Extracted data entries:
----

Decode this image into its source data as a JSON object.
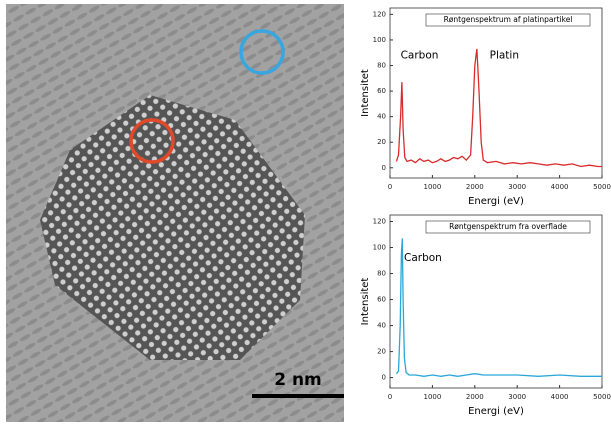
{
  "image": {
    "scale_label": "2 nm"
  },
  "chart_data": [
    {
      "type": "line",
      "title": "Røntgenspektrum af platinpartikel",
      "x_label": "Energi (eV)",
      "y_label": "Intensitet",
      "color": "#d92b2b",
      "annotations": [
        "Carbon",
        "Platin"
      ],
      "x": [
        150,
        200,
        250,
        280,
        310,
        350,
        400,
        500,
        600,
        700,
        800,
        900,
        1000,
        1100,
        1200,
        1300,
        1400,
        1500,
        1600,
        1700,
        1800,
        1900,
        1950,
        2000,
        2050,
        2100,
        2150,
        2200,
        2300,
        2500,
        2700,
        2900,
        3100,
        3300,
        3500,
        3700,
        3900,
        4100,
        4300,
        4500,
        4700,
        4900,
        5000
      ],
      "values": [
        5,
        10,
        40,
        67,
        30,
        8,
        5,
        6,
        4,
        7,
        5,
        6,
        4,
        5,
        7,
        5,
        6,
        8,
        7,
        9,
        6,
        10,
        40,
        80,
        93,
        60,
        20,
        6,
        4,
        5,
        3,
        4,
        3,
        4,
        3,
        2,
        3,
        2,
        3,
        1,
        2,
        1,
        1
      ],
      "xlim": [
        0,
        5000
      ],
      "ylim": [
        -8,
        125
      ],
      "xticks": [
        0,
        1000,
        2000,
        3000,
        4000,
        5000
      ],
      "yticks": [
        0,
        20,
        40,
        60,
        80,
        100,
        120
      ]
    },
    {
      "type": "line",
      "title": "Røntgenspektrum fra overflade",
      "x_label": "Energi (eV)",
      "y_label": "Intensitet",
      "color": "#2ba6d9",
      "annotations": [
        "Carbon"
      ],
      "x": [
        150,
        200,
        240,
        270,
        290,
        310,
        340,
        380,
        450,
        600,
        800,
        1000,
        1200,
        1400,
        1600,
        1800,
        2000,
        2200,
        2500,
        3000,
        3500,
        4000,
        4500,
        5000
      ],
      "values": [
        3,
        5,
        40,
        95,
        107,
        60,
        15,
        4,
        2,
        2,
        1,
        2,
        1,
        2,
        1,
        2,
        3,
        2,
        2,
        2,
        1,
        2,
        1,
        1
      ],
      "xlim": [
        0,
        5000
      ],
      "ylim": [
        -8,
        125
      ],
      "xticks": [
        0,
        1000,
        2000,
        3000,
        4000,
        5000
      ],
      "yticks": [
        0,
        20,
        40,
        60,
        80,
        100,
        120
      ]
    }
  ]
}
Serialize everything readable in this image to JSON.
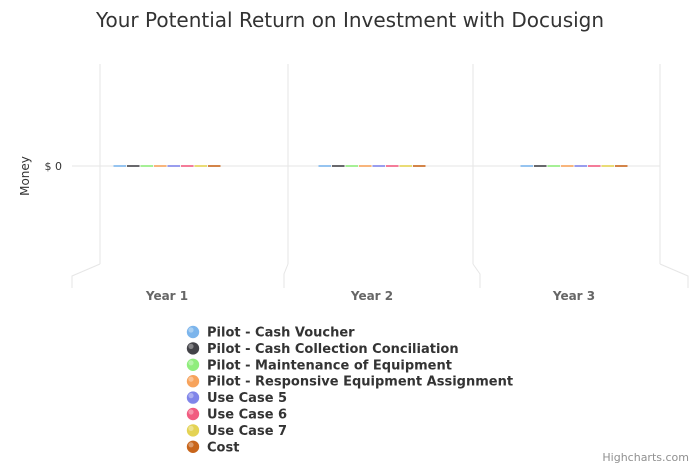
{
  "chart_data": {
    "type": "bar",
    "title": "Your Potential Return on Investment with Docusign",
    "ylabel": "Money",
    "y_tick_labels": [
      "$ 0"
    ],
    "categories": [
      "Year 1",
      "Year 2",
      "Year 3"
    ],
    "series": [
      {
        "name": "Pilot - Cash Voucher",
        "color": "#7cb5ec",
        "values": [
          0,
          0,
          0
        ]
      },
      {
        "name": "Pilot - Cash Collection Conciliation",
        "color": "#434348",
        "values": [
          0,
          0,
          0
        ]
      },
      {
        "name": "Pilot - Maintenance of Equipment",
        "color": "#90ed7d",
        "values": [
          0,
          0,
          0
        ]
      },
      {
        "name": "Pilot - Responsive Equipment Assignment",
        "color": "#f7a35c",
        "values": [
          0,
          0,
          0
        ]
      },
      {
        "name": "Use Case 5",
        "color": "#8085e9",
        "values": [
          0,
          0,
          0
        ]
      },
      {
        "name": "Use Case 6",
        "color": "#f15c80",
        "values": [
          0,
          0,
          0
        ]
      },
      {
        "name": "Use Case 7",
        "color": "#e4d354",
        "values": [
          0,
          0,
          0
        ]
      },
      {
        "name": "Cost",
        "color": "#c8651b",
        "values": [
          0,
          0,
          0
        ]
      }
    ],
    "grid": true,
    "legend_position": "bottom"
  },
  "credits": "Highcharts.com"
}
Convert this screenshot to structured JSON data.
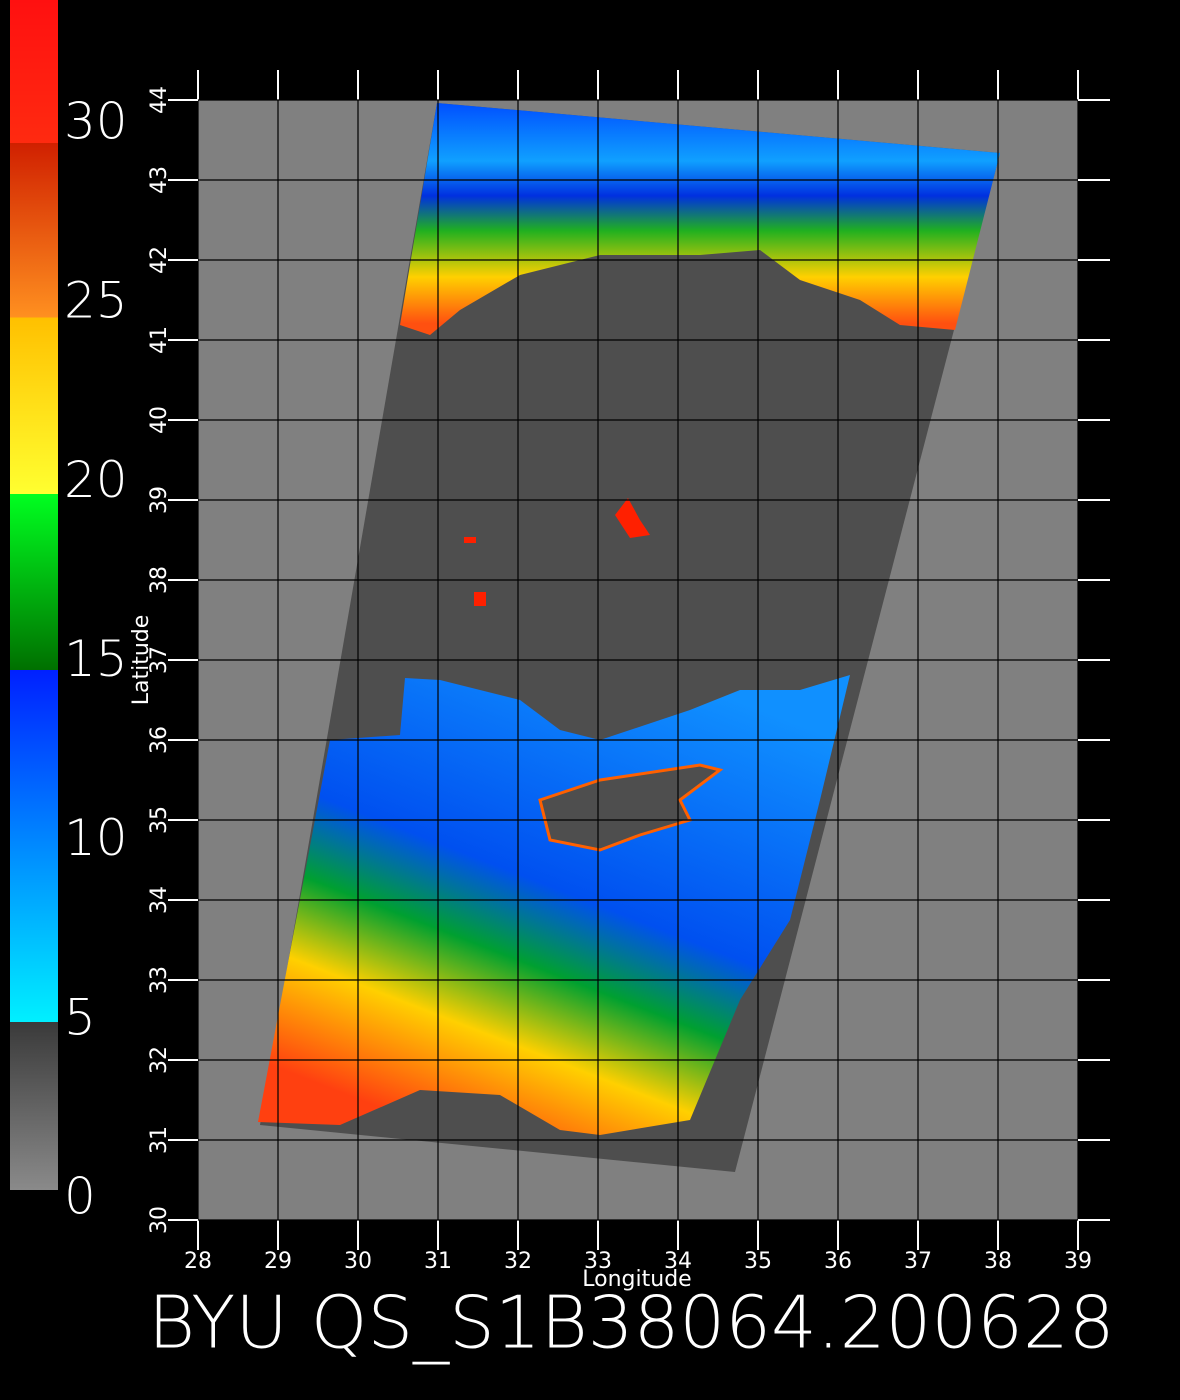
{
  "title": "BYU QS_S1B38064.200628",
  "x_axis": {
    "label": "Longitude",
    "ticks": [
      28,
      29,
      30,
      31,
      32,
      33,
      34,
      35,
      36,
      37,
      38,
      39
    ]
  },
  "y_axis": {
    "label": "Latitude",
    "ticks": [
      30,
      31,
      32,
      33,
      34,
      35,
      36,
      37,
      38,
      39,
      40,
      41,
      42,
      43,
      44
    ]
  },
  "colorbar": {
    "ticks": [
      0,
      5,
      10,
      15,
      20,
      25,
      30
    ]
  }
}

----

Transcribe the records above exactly, omitting every picture they contain.

• Exercise solution:
Decode this image into its source data as a JSON object.
{
  "image": {
    "scale_label": "2 nm"
  },
  "chart_data": [
    {
      "type": "line",
      "title": "Røntgenspektrum af platinpartikel",
      "x_label": "Energi (eV)",
      "y_label": "Intensitet",
      "color": "#d92b2b",
      "annotations": [
        "Carbon",
        "Platin"
      ],
      "x": [
        150,
        200,
        250,
        280,
        310,
        350,
        400,
        500,
        600,
        700,
        800,
        900,
        1000,
        1100,
        1200,
        1300,
        1400,
        1500,
        1600,
        1700,
        1800,
        1900,
        1950,
        2000,
        2050,
        2100,
        2150,
        2200,
        2300,
        2500,
        2700,
        2900,
        3100,
        3300,
        3500,
        3700,
        3900,
        4100,
        4300,
        4500,
        4700,
        4900,
        5000
      ],
      "values": [
        5,
        10,
        40,
        67,
        30,
        8,
        5,
        6,
        4,
        7,
        5,
        6,
        4,
        5,
        7,
        5,
        6,
        8,
        7,
        9,
        6,
        10,
        40,
        80,
        93,
        60,
        20,
        6,
        4,
        5,
        3,
        4,
        3,
        4,
        3,
        2,
        3,
        2,
        3,
        1,
        2,
        1,
        1
      ],
      "xlim": [
        0,
        5000
      ],
      "ylim": [
        -8,
        125
      ],
      "xticks": [
        0,
        1000,
        2000,
        3000,
        4000,
        5000
      ],
      "yticks": [
        0,
        20,
        40,
        60,
        80,
        100,
        120
      ]
    },
    {
      "type": "line",
      "title": "Røntgenspektrum fra overflade",
      "x_label": "Energi (eV)",
      "y_label": "Intensitet",
      "color": "#2ba6d9",
      "annotations": [
        "Carbon"
      ],
      "x": [
        150,
        200,
        240,
        270,
        290,
        310,
        340,
        380,
        450,
        600,
        800,
        1000,
        1200,
        1400,
        1600,
        1800,
        2000,
        2200,
        2500,
        3000,
        3500,
        4000,
        4500,
        5000
      ],
      "values": [
        3,
        5,
        40,
        95,
        107,
        60,
        15,
        4,
        2,
        2,
        1,
        2,
        1,
        2,
        1,
        2,
        3,
        2,
        2,
        2,
        1,
        2,
        1,
        1
      ],
      "xlim": [
        0,
        5000
      ],
      "ylim": [
        -8,
        125
      ],
      "xticks": [
        0,
        1000,
        2000,
        3000,
        4000,
        5000
      ],
      "yticks": [
        0,
        20,
        40,
        60,
        80,
        100,
        120
      ]
    }
  ]
}
Serialize everything readable in this image to JSON.
{
  "chart_data": {
    "type": "bar",
    "title": "Your Potential Return on Investment with Docusign",
    "ylabel": "Money",
    "y_tick_labels": [
      "$ 0"
    ],
    "categories": [
      "Year 1",
      "Year 2",
      "Year 3"
    ],
    "series": [
      {
        "name": "Pilot - Cash Voucher",
        "color": "#7cb5ec",
        "values": [
          0,
          0,
          0
        ]
      },
      {
        "name": "Pilot - Cash Collection Conciliation",
        "color": "#434348",
        "values": [
          0,
          0,
          0
        ]
      },
      {
        "name": "Pilot - Maintenance of Equipment",
        "color": "#90ed7d",
        "values": [
          0,
          0,
          0
        ]
      },
      {
        "name": "Pilot - Responsive Equipment Assignment",
        "color": "#f7a35c",
        "values": [
          0,
          0,
          0
        ]
      },
      {
        "name": "Use Case 5",
        "color": "#8085e9",
        "values": [
          0,
          0,
          0
        ]
      },
      {
        "name": "Use Case 6",
        "color": "#f15c80",
        "values": [
          0,
          0,
          0
        ]
      },
      {
        "name": "Use Case 7",
        "color": "#e4d354",
        "values": [
          0,
          0,
          0
        ]
      },
      {
        "name": "Cost",
        "color": "#c8651b",
        "values": [
          0,
          0,
          0
        ]
      }
    ],
    "grid": true,
    "legend_position": "bottom"
  },
  "credits": "Highcharts.com"
}
Convert this screenshot to structured JSON data.
{
  "title": "BYU QS_S1B38064.200628",
  "x_axis": {
    "label": "Longitude",
    "ticks": [
      28,
      29,
      30,
      31,
      32,
      33,
      34,
      35,
      36,
      37,
      38,
      39
    ]
  },
  "y_axis": {
    "label": "Latitude",
    "ticks": [
      30,
      31,
      32,
      33,
      34,
      35,
      36,
      37,
      38,
      39,
      40,
      41,
      42,
      43,
      44
    ]
  },
  "colorbar": {
    "ticks": [
      0,
      5,
      10,
      15,
      20,
      25,
      30
    ]
  }
}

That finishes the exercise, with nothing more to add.